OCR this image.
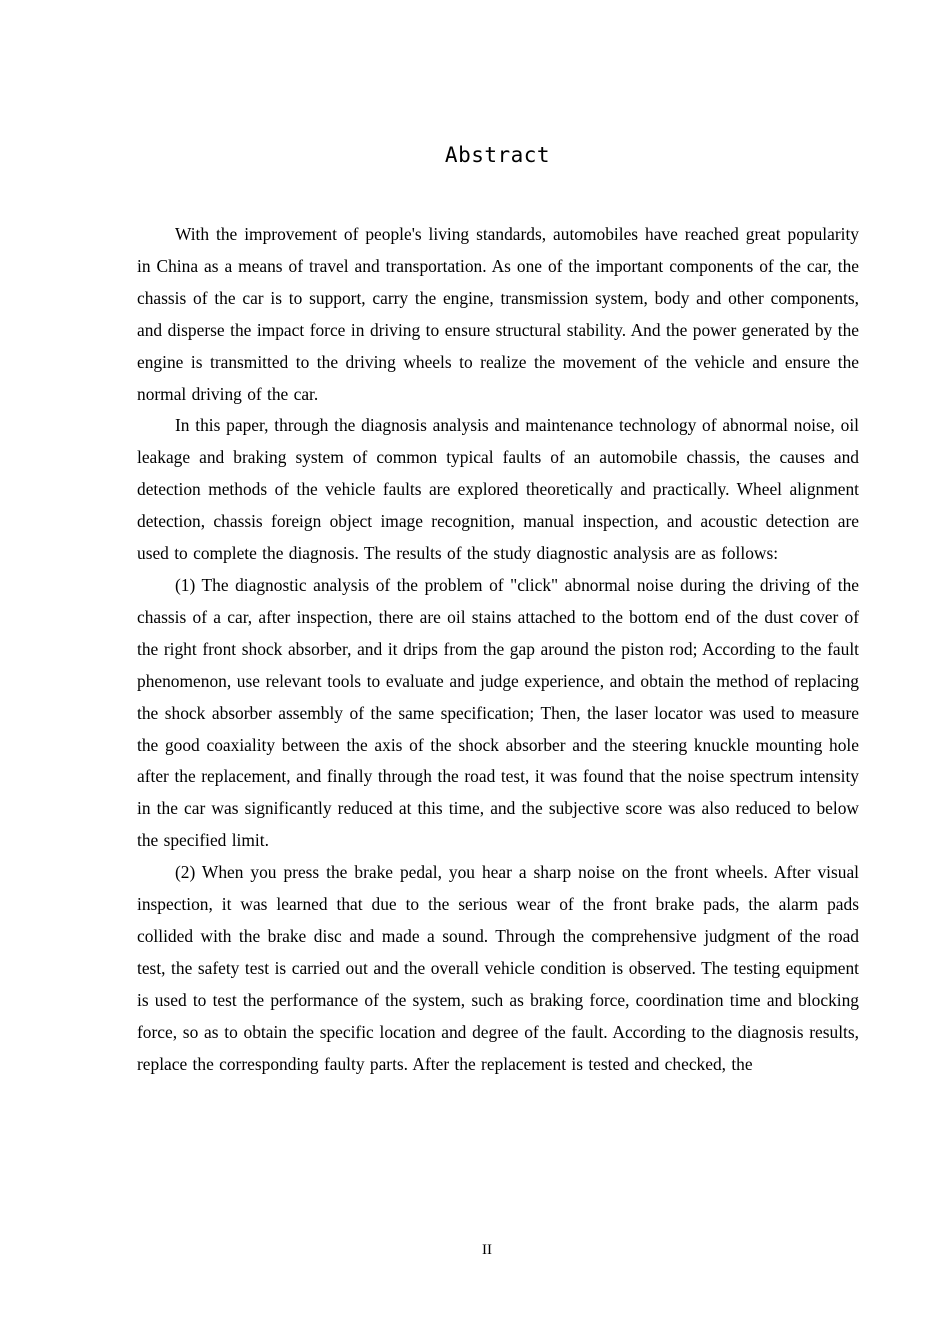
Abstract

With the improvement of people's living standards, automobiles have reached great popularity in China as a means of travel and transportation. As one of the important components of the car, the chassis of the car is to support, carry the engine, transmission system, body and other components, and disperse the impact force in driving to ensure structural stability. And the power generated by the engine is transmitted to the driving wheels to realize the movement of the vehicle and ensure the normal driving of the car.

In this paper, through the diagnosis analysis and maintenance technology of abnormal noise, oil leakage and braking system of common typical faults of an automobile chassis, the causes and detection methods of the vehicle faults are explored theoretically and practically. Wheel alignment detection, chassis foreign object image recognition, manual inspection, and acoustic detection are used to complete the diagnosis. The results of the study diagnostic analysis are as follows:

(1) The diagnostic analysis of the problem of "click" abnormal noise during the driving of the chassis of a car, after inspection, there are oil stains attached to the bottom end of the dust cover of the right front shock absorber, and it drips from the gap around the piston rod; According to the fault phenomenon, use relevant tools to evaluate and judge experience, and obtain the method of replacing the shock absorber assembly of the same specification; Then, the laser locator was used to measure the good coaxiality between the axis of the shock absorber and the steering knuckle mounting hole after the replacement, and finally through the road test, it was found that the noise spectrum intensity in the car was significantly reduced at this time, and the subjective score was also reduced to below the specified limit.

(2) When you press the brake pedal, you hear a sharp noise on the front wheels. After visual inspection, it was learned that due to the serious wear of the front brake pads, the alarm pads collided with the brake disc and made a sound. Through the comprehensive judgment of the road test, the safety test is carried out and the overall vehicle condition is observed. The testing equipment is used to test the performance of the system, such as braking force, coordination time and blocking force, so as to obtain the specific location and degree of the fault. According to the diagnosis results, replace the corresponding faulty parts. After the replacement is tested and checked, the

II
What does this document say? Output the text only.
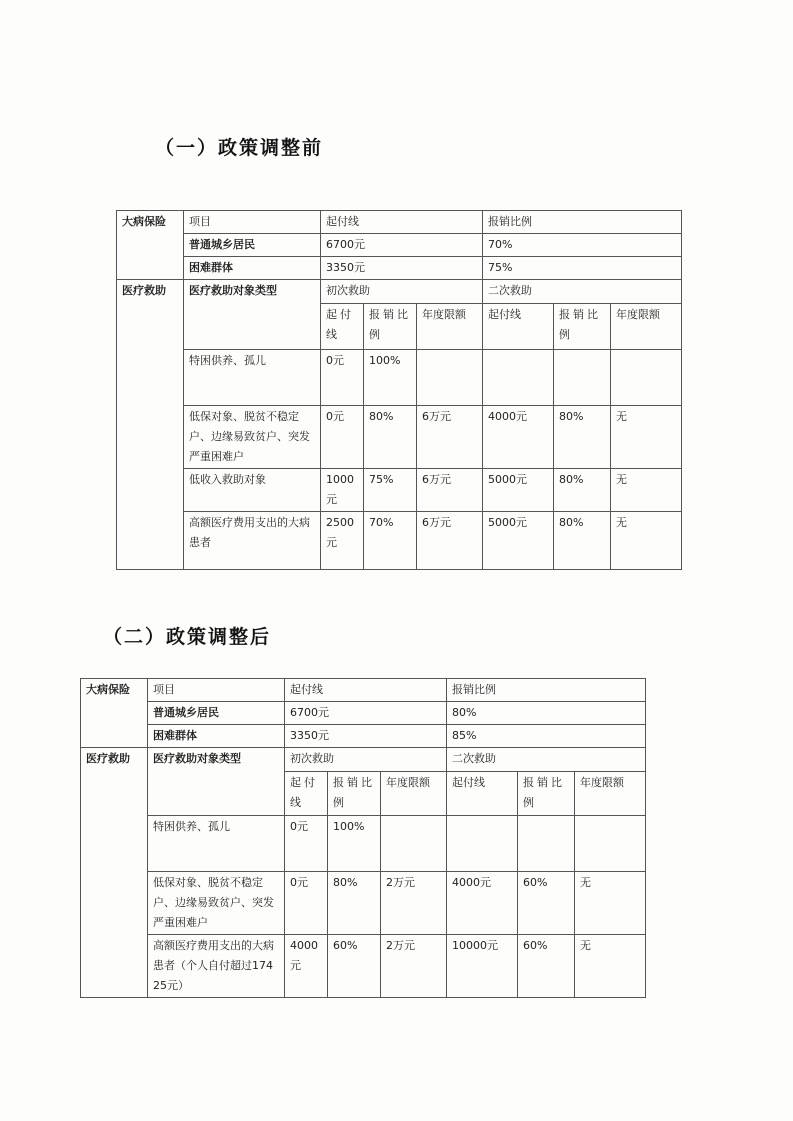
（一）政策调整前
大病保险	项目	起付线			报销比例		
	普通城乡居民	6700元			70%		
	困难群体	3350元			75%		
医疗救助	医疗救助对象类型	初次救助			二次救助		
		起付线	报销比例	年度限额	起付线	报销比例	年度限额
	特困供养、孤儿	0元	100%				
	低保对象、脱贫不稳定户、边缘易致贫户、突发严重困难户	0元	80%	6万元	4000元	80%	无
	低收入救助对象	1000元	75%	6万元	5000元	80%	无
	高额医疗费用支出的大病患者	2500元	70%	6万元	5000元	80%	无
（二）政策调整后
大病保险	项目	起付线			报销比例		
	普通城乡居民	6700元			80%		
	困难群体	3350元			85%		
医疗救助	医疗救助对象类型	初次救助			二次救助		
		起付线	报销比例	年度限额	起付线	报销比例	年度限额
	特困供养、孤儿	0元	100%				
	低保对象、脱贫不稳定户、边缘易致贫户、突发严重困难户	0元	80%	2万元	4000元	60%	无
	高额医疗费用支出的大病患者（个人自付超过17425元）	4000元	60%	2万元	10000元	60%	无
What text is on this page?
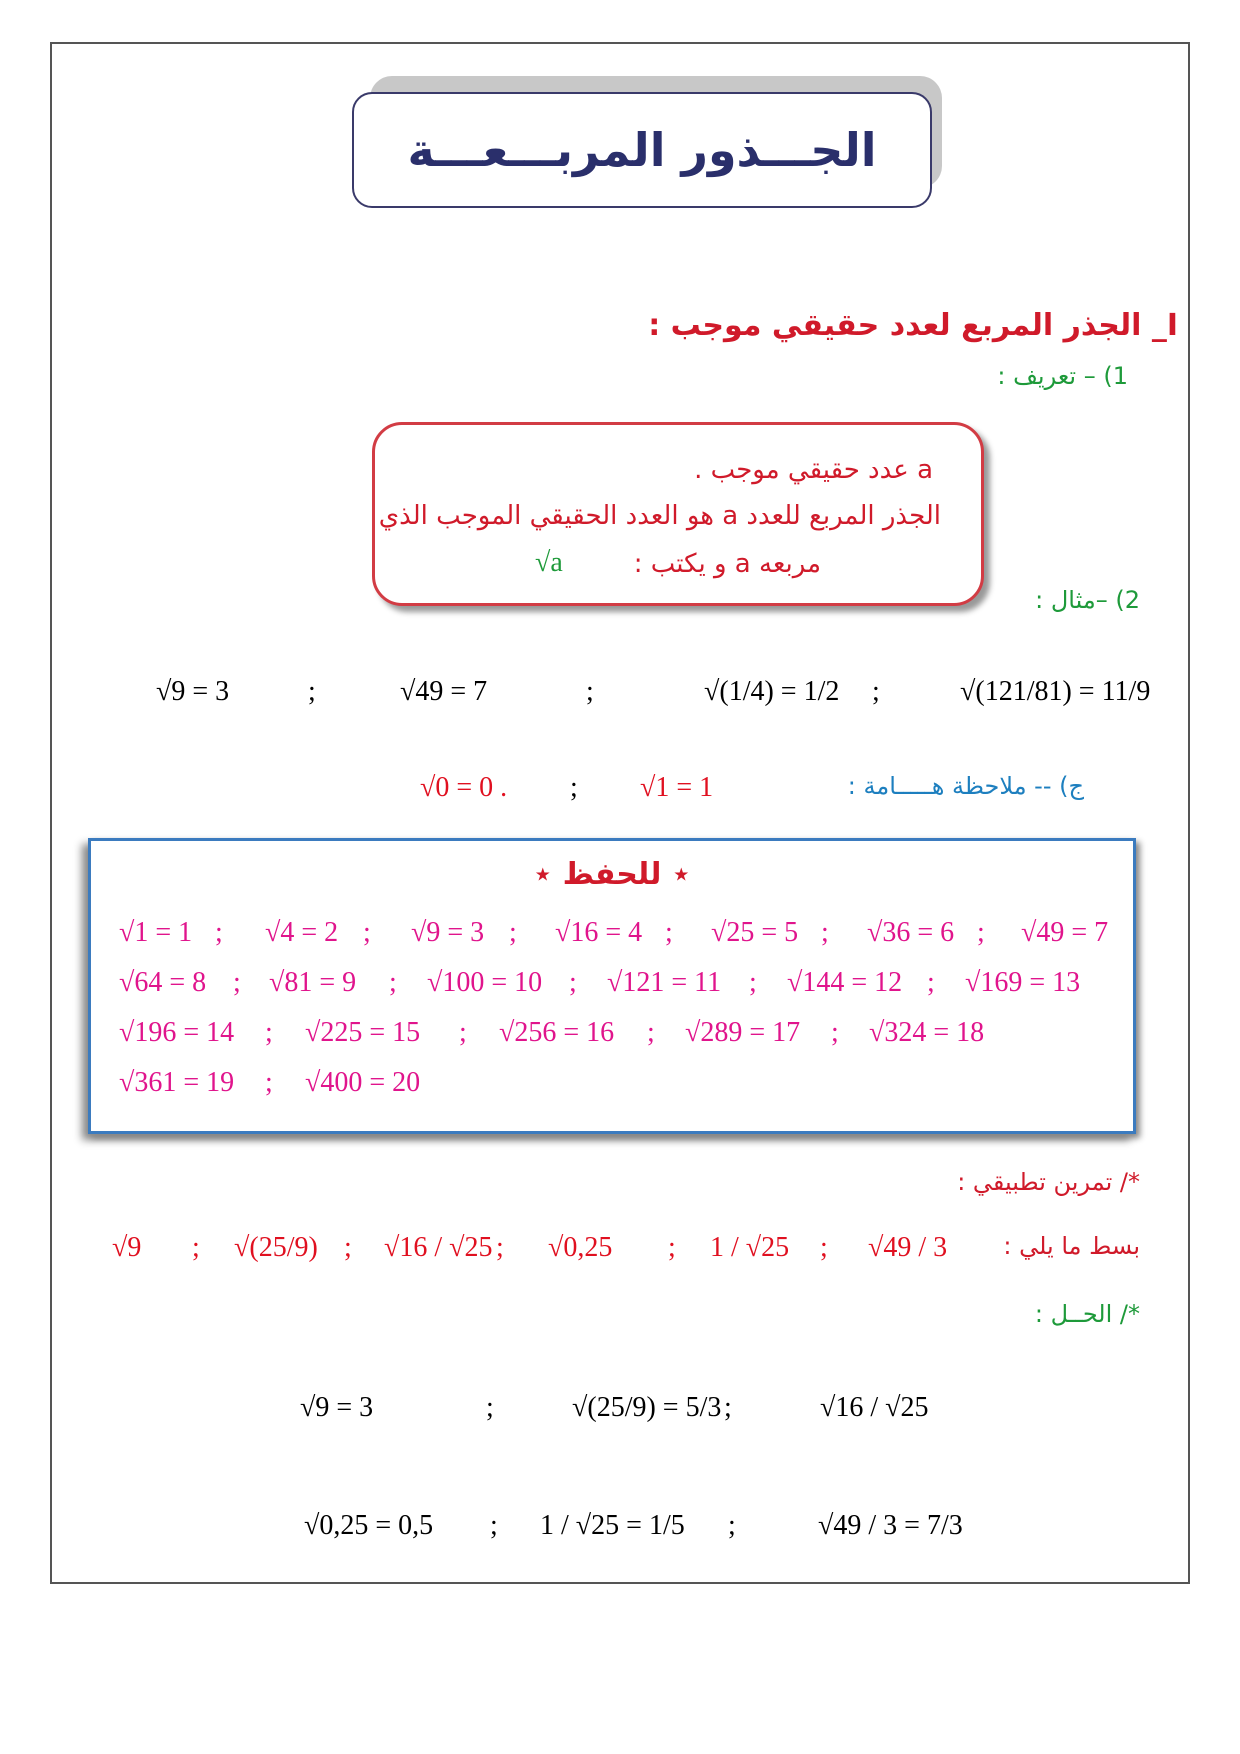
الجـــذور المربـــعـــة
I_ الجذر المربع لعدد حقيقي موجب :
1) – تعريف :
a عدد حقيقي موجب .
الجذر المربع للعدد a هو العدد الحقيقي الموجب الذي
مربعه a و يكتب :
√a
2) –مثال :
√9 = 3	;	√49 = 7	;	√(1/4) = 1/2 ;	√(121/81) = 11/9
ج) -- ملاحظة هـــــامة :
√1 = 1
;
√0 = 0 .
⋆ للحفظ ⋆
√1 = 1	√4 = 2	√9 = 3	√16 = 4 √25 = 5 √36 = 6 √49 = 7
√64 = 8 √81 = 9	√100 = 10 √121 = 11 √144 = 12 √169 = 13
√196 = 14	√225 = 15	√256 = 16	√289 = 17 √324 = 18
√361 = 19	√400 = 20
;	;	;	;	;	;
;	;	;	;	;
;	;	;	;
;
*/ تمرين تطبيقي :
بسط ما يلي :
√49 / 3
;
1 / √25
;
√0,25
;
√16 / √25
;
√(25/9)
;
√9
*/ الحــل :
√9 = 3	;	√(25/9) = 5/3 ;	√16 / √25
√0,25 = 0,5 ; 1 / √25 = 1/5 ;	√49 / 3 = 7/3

---

### Given request
Make an exact copy of all entries above, dropping the images.

### Written reply
OCR this image.
Abstract

With the improvement of people's living standards, automobiles have reached great popularity in China as a means of travel and transportation. As one of the important components of the car, the chassis of the car is to support, carry the engine, transmission system, body and other components, and disperse the impact force in driving to ensure structural stability. And the power generated by the engine is transmitted to the driving wheels to realize the movement of the vehicle and ensure the normal driving of the car.

In this paper, through the diagnosis analysis and maintenance technology of abnormal noise, oil leakage and braking system of common typical faults of an automobile chassis, the causes and detection methods of the vehicle faults are explored theoretically and practically. Wheel alignment detection, chassis foreign object image recognition, manual inspection, and acoustic detection are used to complete the diagnosis. The results of the study diagnostic analysis are as follows:

(1) The diagnostic analysis of the problem of "click" abnormal noise during the driving of the chassis of a car, after inspection, there are oil stains attached to the bottom end of the dust cover of the right front shock absorber, and it drips from the gap around the piston rod; According to the fault phenomenon, use relevant tools to evaluate and judge experience, and obtain the method of replacing the shock absorber assembly of the same specification; Then, the laser locator was used to measure the good coaxiality between the axis of the shock absorber and the steering knuckle mounting hole after the replacement, and finally through the road test, it was found that the noise spectrum intensity in the car was significantly reduced at this time, and the subjective score was also reduced to below the specified limit.

(2) When you press the brake pedal, you hear a sharp noise on the front wheels. After visual inspection, it was learned that due to the serious wear of the front brake pads, the alarm pads collided with the brake disc and made a sound. Through the comprehensive judgment of the road test, the safety test is carried out and the overall vehicle condition is observed. The testing equipment is used to test the performance of the system, such as braking force, coordination time and blocking force, so as to obtain the specific location and degree of the fault. According to the diagnosis results, replace the corresponding faulty parts. After the replacement is tested and checked, the

II
What does this document say? Output the text only.
（一）政策调整前
大病保险	项目	起付线			报销比例		
	普通城乡居民	6700元			70%		
	困难群体	3350元			75%		
医疗救助	医疗救助对象类型	初次救助			二次救助		
		起付线	报销比例	年度限额	起付线	报销比例	年度限额
	特困供养、孤儿	0元	100%				
	低保对象、脱贫不稳定户、边缘易致贫户、突发严重困难户	0元	80%	6万元	4000元	80%	无
	低收入救助对象	1000元	75%	6万元	5000元	80%	无
	高额医疗费用支出的大病患者	2500元	70%	6万元	5000元	80%	无
（二）政策调整后
大病保险	项目	起付线			报销比例		
	普通城乡居民	6700元			80%		
	困难群体	3350元			85%		
医疗救助	医疗救助对象类型	初次救助			二次救助		
		起付线	报销比例	年度限额	起付线	报销比例	年度限额
	特困供养、孤儿	0元	100%				
	低保对象、脱贫不稳定户、边缘易致贫户、突发严重困难户	0元	80%	2万元	4000元	60%	无
	高额医疗费用支出的大病患者（个人自付超过17425元）	4000元	60%	2万元	10000元	60%	无
What text is on this page?
الجـــذور المربـــعـــة
I_ الجذر المربع لعدد حقيقي موجب :
1) – تعريف :
a عدد حقيقي موجب .
الجذر المربع للعدد a هو العدد الحقيقي الموجب الذي
مربعه a و يكتب :
√a
2) –مثال :
√9 = 3	;	√49 = 7	;	√(1/4) = 1/2 ;	√(121/81) = 11/9
ج) -- ملاحظة هـــــامة :
√1 = 1
;
√0 = 0 .
⋆ للحفظ ⋆
√1 = 1	√4 = 2	√9 = 3	√16 = 4 √25 = 5 √36 = 6 √49 = 7
√64 = 8 √81 = 9	√100 = 10 √121 = 11 √144 = 12 √169 = 13
√196 = 14	√225 = 15	√256 = 16	√289 = 17 √324 = 18
√361 = 19	√400 = 20
;	;	;	;	;	;
;	;	;	;	;
;	;	;	;
;
*/ تمرين تطبيقي :
بسط ما يلي :
√49 / 3
;
1 / √25
;
√0,25
;
√16 / √25
;
√(25/9)
;
√9
*/ الحــل :
√9 = 3	;	√(25/9) = 5/3 ;	√16 / √25
√0,25 = 0,5 ; 1 / √25 = 1/5 ;	√49 / 3 = 7/3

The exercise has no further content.